* [Problem requirements]: Search the records for the word "личная" and pick out every line that has it.

[Data excerpts]
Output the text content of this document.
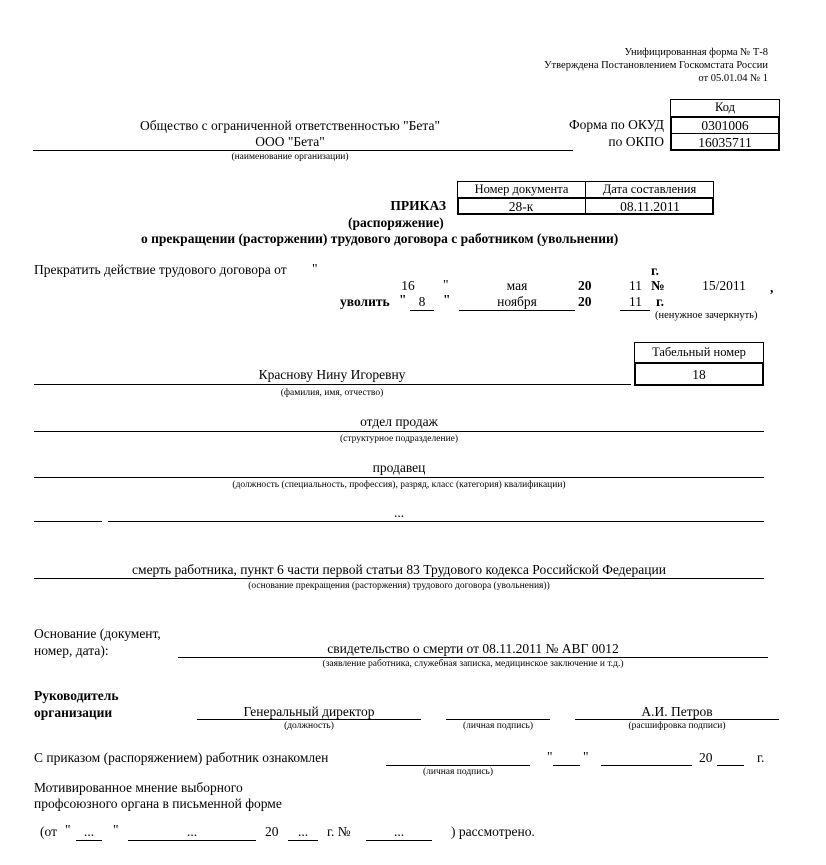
Унифицированная форма № Т-8
Утверждена Постановлением Госкомстата России
от 05.01.04 № 1
Общество с ограниченной ответственностью "Бета"
ООО "Бета"
(наименование организации)
Форма по ОКУД
по ОКПО
Код
0301006
16035711
ПРИКАЗ
Номер документа	Дата составления
28-к	08.11.2011
(распоряжение)
о прекращении (расторжении) трудового договора с работником (увольнении)
Прекратить действие трудового договора от "	г.
16	"	мая	20	11 №	15/2011	,
уволить " 8	"	ноября	20	11 г.
(ненужное зачеркнуть)
Табельный номер
18
Краснову Нину Игоревну
(фамилия, имя, отчество)
отдел продаж
(структурное подразделение)
продавец
(должность (специальность, профессия), разряд, класс (категория) квалификации)
...
смерть работника, пункт 6 части первой статьи 83 Трудового кодекса Российской Федерации
(основание прекращения (расторжения) трудового договора (увольнения))
Основание (документ,
номер, дата):	свидетельство о смерти от 08.11.2011 № АВГ 0012
(заявление работника, служебная записка, медицинское заключение и т.д.)
Руководитель
организации	Генеральный директор
(должность)	(личная подпись)
А.И. Петров
(расшифровка подписи)
С приказом (распоряжением) работник ознакомлен
(личная подпись)
" "	20	г.
Мотивированное мнение выборного
профсоюзного органа в письменной форме
(от " ...	"	...	20	...	г. №	...	) рассмотрено.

* [Output]:
(должность)	(личная подпись)
(личная подпись)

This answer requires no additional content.